» **Request**
Could you copy out the data below line for line, with every character unchanged, but leave out the pictures?

(Box coordinate listings)
* Start *
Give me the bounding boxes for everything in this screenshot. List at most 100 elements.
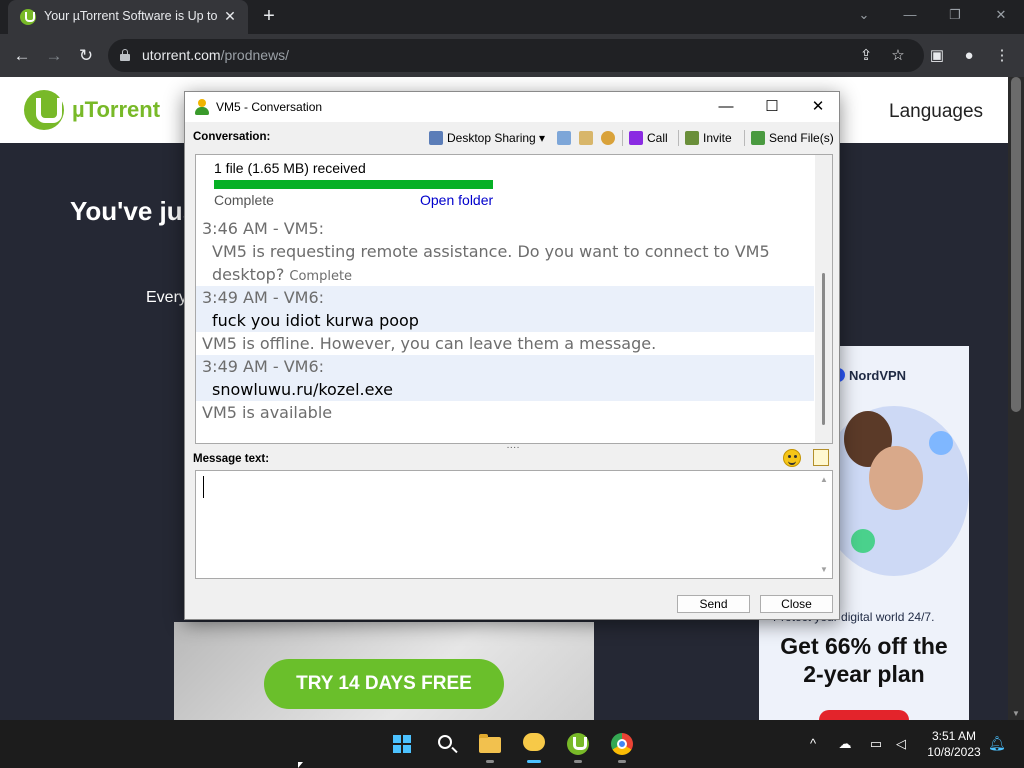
- scroll-down-icon[interactable]: ▼: [820, 565, 828, 574]
- pane-splitter-handle[interactable]: ····: [505, 443, 521, 453]
- scroll-up-icon[interactable]: ▲: [820, 475, 828, 484]
- utorrent-logo-icon[interactable]: [24, 90, 64, 130]
- share-icon[interactable]: ⇪: [856, 46, 876, 66]
- search-button[interactable]: [430, 728, 462, 760]
- notification-bell-icon[interactable]: 🔔︎: [988, 735, 1006, 751]
- restore-button[interactable]: ❐: [941, 4, 969, 26]
- scrollbar-thumb[interactable]: [1011, 77, 1021, 412]
- side-panel-icon[interactable]: ▣: [927, 46, 947, 66]
- browser-tab[interactable]: Your µTorrent Software is Up to Date ✕: [8, 0, 248, 34]
- new-tab-button[interactable]: +: [258, 6, 280, 28]
- message-item: 3:49 AM - VM6: snowluwu.ru/kozel.exe: [196, 355, 814, 401]
- emoticon-icon[interactable]: [783, 449, 801, 467]
- ad-brand: NordVPN: [849, 368, 907, 383]
- scroll-down-icon[interactable]: ▼: [1012, 709, 1020, 718]
- network-icon[interactable]: ▭: [867, 735, 885, 753]
- messenger-taskbar-button[interactable]: [518, 728, 550, 763]
- mouse-cursor-icon: [298, 762, 303, 768]
- message-body: fuck you idiot kurwa poop: [212, 311, 419, 330]
- dialog-minimize-button[interactable]: —: [703, 92, 749, 122]
- reload-icon[interactable]: ↻: [74, 44, 98, 68]
- message-item: VM5 is available: [196, 401, 814, 424]
- open-folder-link[interactable]: Open folder: [420, 192, 493, 208]
- message-text-label: Message text:: [193, 453, 270, 465]
- send-file-icon: [751, 131, 765, 145]
- conversation-window: VM5 - Conversation — ☐ ✕ Conversation: D…: [184, 91, 840, 620]
- forward-arrow-icon[interactable]: →: [42, 44, 66, 68]
- windows-taskbar: ^ ☁ ▭ ◁ 3:51 AM 10/8/2023 🔔︎: [0, 720, 1024, 768]
- dialog-close-button[interactable]: ✕: [795, 92, 841, 122]
- message-input[interactable]: [195, 470, 833, 579]
- message-system-text: desktop? Complete: [212, 265, 353, 284]
- ink-note-icon[interactable]: [813, 449, 829, 466]
- call-button[interactable]: Call: [629, 128, 668, 148]
- dialog-titlebar[interactable]: VM5 - Conversation — ☐ ✕: [185, 92, 839, 122]
- tab-title: Your µTorrent Software is Up to Date: [44, 9, 220, 23]
- send-button[interactable]: Send: [677, 595, 750, 613]
- ad-offer: Get 66% off the 2-year plan: [780, 633, 948, 687]
- video-call-icon: [629, 131, 643, 145]
- contact-card-icon[interactable]: [579, 131, 593, 145]
- desktop-sharing-icon: [429, 131, 443, 145]
- notebook-icon[interactable]: [557, 131, 571, 145]
- hero-subtitle: Every: [146, 289, 187, 306]
- site-brand[interactable]: µTorrent: [72, 97, 160, 123]
- tab-close-icon[interactable]: ✕: [222, 8, 238, 24]
- ad-button[interactable]: [819, 710, 909, 720]
- gears-icon[interactable]: [601, 131, 615, 145]
- taskbar-clock[interactable]: 3:51 AM 10/8/2023: [918, 728, 990, 760]
- file-progress-bar: [214, 180, 493, 189]
- volume-muted-icon[interactable]: ◁: [892, 735, 910, 753]
- browser-toolbar: ← → ↻ utorrent.com/prodnews/ ⇪ ☆ ▣ ● ⋮: [0, 34, 1024, 77]
- send-files-button[interactable]: Send File(s): [751, 128, 834, 148]
- message-item: 3:46 AM - VM5: VM5 is requesting remote …: [196, 217, 814, 286]
- conversation-history[interactable]: 1 file (1.65 MB) received Complete Open …: [195, 154, 833, 444]
- message-body: snowluwu.ru/kozel.exe: [212, 380, 393, 399]
- file-status: Complete: [214, 192, 274, 208]
- menu-kebab-icon[interactable]: ⋮: [992, 46, 1012, 66]
- clock-time: 3:51 AM: [931, 729, 977, 743]
- message-header: 3:49 AM - VM6:: [202, 357, 325, 376]
- location-badge-icon: [851, 529, 875, 553]
- page-scrollbar[interactable]: ▼: [1008, 77, 1024, 720]
- close-window-button[interactable]: ✕: [987, 4, 1015, 26]
- tab-search-icon[interactable]: ⌄: [850, 4, 878, 26]
- url-text: utorrent.com/prodnews/: [142, 47, 290, 63]
- message-input-scrollbar[interactable]: ▲ ▼: [816, 471, 832, 578]
- hand-badge-icon: [929, 431, 953, 455]
- invite-button[interactable]: Invite: [685, 128, 732, 148]
- back-arrow-icon[interactable]: ←: [10, 44, 34, 68]
- utorrent-taskbar-button[interactable]: [562, 728, 594, 763]
- progress-fill: [214, 180, 493, 189]
- dialog-maximize-button[interactable]: ☐: [749, 92, 795, 122]
- conversation-label: Conversation:: [193, 131, 271, 143]
- tray-chevron-icon[interactable]: ^: [804, 735, 822, 753]
- start-button[interactable]: [386, 728, 418, 760]
- languages-link[interactable]: Languages: [889, 101, 983, 123]
- hero-title: You've jus: [70, 196, 198, 226]
- file-transfer-card: 1 file (1.65 MB) received Complete Open …: [206, 157, 506, 213]
- profile-icon[interactable]: ●: [959, 46, 979, 66]
- browser-tabstrip: Your µTorrent Software is Up to Date ✕ +…: [0, 0, 1024, 34]
- desktop-sharing-button[interactable]: Desktop Sharing ▾: [429, 128, 545, 148]
- close-button[interactable]: Close: [760, 595, 833, 613]
- conversation-scrollbar[interactable]: [815, 155, 832, 443]
- address-bar[interactable]: utorrent.com/prodnews/ ⇪ ☆: [108, 39, 924, 72]
- file-received-text: 1 file (1.65 MB) received: [214, 160, 366, 176]
- file-explorer-button[interactable]: [474, 728, 506, 763]
- try-free-button[interactable]: TRY 14 DAYS FREE: [264, 659, 504, 709]
- message-header: 3:49 AM - VM6:: [202, 288, 325, 307]
- message-header: 3:46 AM - VM5:: [202, 219, 325, 238]
- utorrent-favicon-icon: [20, 9, 36, 25]
- toolbar-separator: [744, 130, 745, 146]
- chrome-taskbar-button[interactable]: [606, 728, 638, 763]
- minimize-button[interactable]: —: [896, 4, 924, 26]
- lock-icon: [120, 49, 130, 61]
- user-app-icon: [195, 99, 209, 115]
- message-status-text: VM5 is available: [202, 403, 333, 422]
- message-item: 3:49 AM - VM6: fuck you idiot kurwa poop: [196, 286, 814, 332]
- scrollbar-thumb[interactable]: [822, 273, 825, 425]
- onedrive-icon[interactable]: ☁: [836, 735, 854, 753]
- text-caret: [203, 476, 204, 498]
- bookmark-star-icon[interactable]: ☆: [888, 46, 908, 66]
* End *
» **Expected answer**
Give me the bounding boxes for everything in this screenshot. List at most 100 elements.
- scroll-down-icon[interactable]: ▼: [820, 565, 828, 574]
- pane-splitter-handle[interactable]: ····: [505, 443, 521, 453]
- scroll-up-icon[interactable]: ▲: [820, 475, 828, 484]
- utorrent-logo-icon[interactable]: [24, 90, 64, 130]
- share-icon[interactable]: ⇪: [856, 46, 876, 66]
- search-button[interactable]: [430, 728, 462, 760]
- notification-bell-icon[interactable]: 🔔︎: [988, 735, 1006, 751]
- restore-button[interactable]: ❐: [941, 4, 969, 26]
- scrollbar-thumb[interactable]: [1011, 77, 1021, 412]
- side-panel-icon[interactable]: ▣: [927, 46, 947, 66]
- browser-tab[interactable]: Your µTorrent Software is Up to Date ✕: [8, 0, 248, 34]
- new-tab-button[interactable]: +: [258, 6, 280, 28]
- message-item: 3:49 AM - VM6: snowluwu.ru/kozel.exe: [196, 355, 814, 401]
- emoticon-icon[interactable]: [783, 449, 801, 467]
- ad-brand: NordVPN: [849, 368, 907, 383]
- scroll-down-icon[interactable]: ▼: [1012, 709, 1020, 718]
- network-icon[interactable]: ▭: [867, 735, 885, 753]
- messenger-taskbar-button[interactable]: [518, 728, 550, 763]
- mouse-cursor-icon: [298, 762, 303, 768]
- message-body: fuck you idiot kurwa poop: [212, 311, 419, 330]
- dialog-minimize-button[interactable]: —: [703, 92, 749, 122]
- reload-icon[interactable]: ↻: [74, 44, 98, 68]
- message-item: VM5 is available: [196, 401, 814, 424]
- open-folder-link[interactable]: Open folder: [420, 192, 493, 208]
- message-text-label: Message text:: [193, 453, 270, 465]
- send-file-icon: [751, 131, 765, 145]
- conversation-window: VM5 - Conversation — ☐ ✕ Conversation: D…: [184, 91, 840, 620]
- forward-arrow-icon[interactable]: →: [42, 44, 66, 68]
- windows-taskbar: ^ ☁ ▭ ◁ 3:51 AM 10/8/2023 🔔︎: [0, 720, 1024, 768]
- dialog-close-button[interactable]: ✕: [795, 92, 841, 122]
- message-input[interactable]: [195, 470, 833, 579]
- message-system-text: desktop? Complete: [212, 265, 353, 284]
- ink-note-icon[interactable]: [813, 449, 829, 466]
- call-button[interactable]: Call: [629, 128, 668, 148]
- dialog-titlebar[interactable]: VM5 - Conversation — ☐ ✕: [185, 92, 839, 122]
- tab-title: Your µTorrent Software is Up to Date: [44, 9, 220, 23]
- send-button[interactable]: Send: [677, 595, 750, 613]
- ad-offer: Get 66% off the 2-year plan: [780, 633, 948, 687]
- video-call-icon: [629, 131, 643, 145]
- contact-card-icon[interactable]: [579, 131, 593, 145]
- desktop-sharing-icon: [429, 131, 443, 145]
- notebook-icon[interactable]: [557, 131, 571, 145]
- hero-subtitle: Every: [146, 289, 187, 306]
- site-brand[interactable]: µTorrent: [72, 97, 160, 123]
- tab-close-icon[interactable]: ✕: [222, 8, 238, 24]
- ad-button[interactable]: [819, 710, 909, 720]
- gears-icon[interactable]: [601, 131, 615, 145]
- taskbar-clock[interactable]: 3:51 AM 10/8/2023: [918, 728, 990, 760]
- file-progress-bar: [214, 180, 493, 189]
- volume-muted-icon[interactable]: ◁: [892, 735, 910, 753]
- browser-toolbar: ← → ↻ utorrent.com/prodnews/ ⇪ ☆ ▣ ● ⋮: [0, 34, 1024, 77]
- send-files-button[interactable]: Send File(s): [751, 128, 834, 148]
- message-item: 3:46 AM - VM5: VM5 is requesting remote …: [196, 217, 814, 286]
- conversation-history[interactable]: 1 file (1.65 MB) received Complete Open …: [195, 154, 833, 444]
- message-body: snowluwu.ru/kozel.exe: [212, 380, 393, 399]
- file-status: Complete: [214, 192, 274, 208]
- menu-kebab-icon[interactable]: ⋮: [992, 46, 1012, 66]
- clock-time: 3:51 AM: [931, 729, 977, 743]
- message-header: 3:49 AM - VM6:: [202, 357, 325, 376]
- location-badge-icon: [851, 529, 875, 553]
- page-scrollbar[interactable]: ▼: [1008, 77, 1024, 720]
- close-window-button[interactable]: ✕: [987, 4, 1015, 26]
- tab-search-icon[interactable]: ⌄: [850, 4, 878, 26]
- url-text: utorrent.com/prodnews/: [142, 47, 290, 63]
- message-input-scrollbar[interactable]: ▲ ▼: [816, 471, 832, 578]
- hand-badge-icon: [929, 431, 953, 455]
- invite-button[interactable]: Invite: [685, 128, 732, 148]
- back-arrow-icon[interactable]: ←: [10, 44, 34, 68]
- utorrent-taskbar-button[interactable]: [562, 728, 594, 763]
- progress-fill: [214, 180, 493, 189]
- dialog-maximize-button[interactable]: ☐: [749, 92, 795, 122]
- conversation-label: Conversation:: [193, 131, 271, 143]
- tray-chevron-icon[interactable]: ^: [804, 735, 822, 753]
- start-button[interactable]: [386, 728, 418, 760]
- languages-link[interactable]: Languages: [889, 101, 983, 123]
- hero-title: You've jus: [70, 196, 198, 226]
- file-transfer-card: 1 file (1.65 MB) received Complete Open …: [206, 157, 506, 213]
- profile-icon[interactable]: ●: [959, 46, 979, 66]
- browser-tabstrip: Your µTorrent Software is Up to Date ✕ +…: [0, 0, 1024, 34]
- desktop-sharing-button[interactable]: Desktop Sharing ▾: [429, 128, 545, 148]
- close-button[interactable]: Close: [760, 595, 833, 613]
- conversation-scrollbar[interactable]: [815, 155, 832, 443]
- address-bar[interactable]: utorrent.com/prodnews/ ⇪ ☆: [108, 39, 924, 72]
- file-received-text: 1 file (1.65 MB) received: [214, 160, 366, 176]
- file-explorer-button[interactable]: [474, 728, 506, 763]
- try-free-button[interactable]: TRY 14 DAYS FREE: [264, 659, 504, 709]
- message-header: 3:49 AM - VM6:: [202, 288, 325, 307]
- message-header: 3:46 AM - VM5:: [202, 219, 325, 238]
- utorrent-favicon-icon: [20, 9, 36, 25]
- toolbar-separator: [744, 130, 745, 146]
- chrome-taskbar-button[interactable]: [606, 728, 638, 763]
- minimize-button[interactable]: —: [896, 4, 924, 26]
- lock-icon: [120, 49, 130, 61]
- user-app-icon: [195, 99, 209, 115]
- message-status-text: VM5 is available: [202, 403, 333, 422]
- message-item: 3:49 AM - VM6: fuck you idiot kurwa poop: [196, 286, 814, 332]
- scrollbar-thumb[interactable]: [822, 273, 825, 425]
- onedrive-icon[interactable]: ☁: [836, 735, 854, 753]
- text-caret: [203, 476, 204, 498]
- bookmark-star-icon[interactable]: ☆: [888, 46, 908, 66]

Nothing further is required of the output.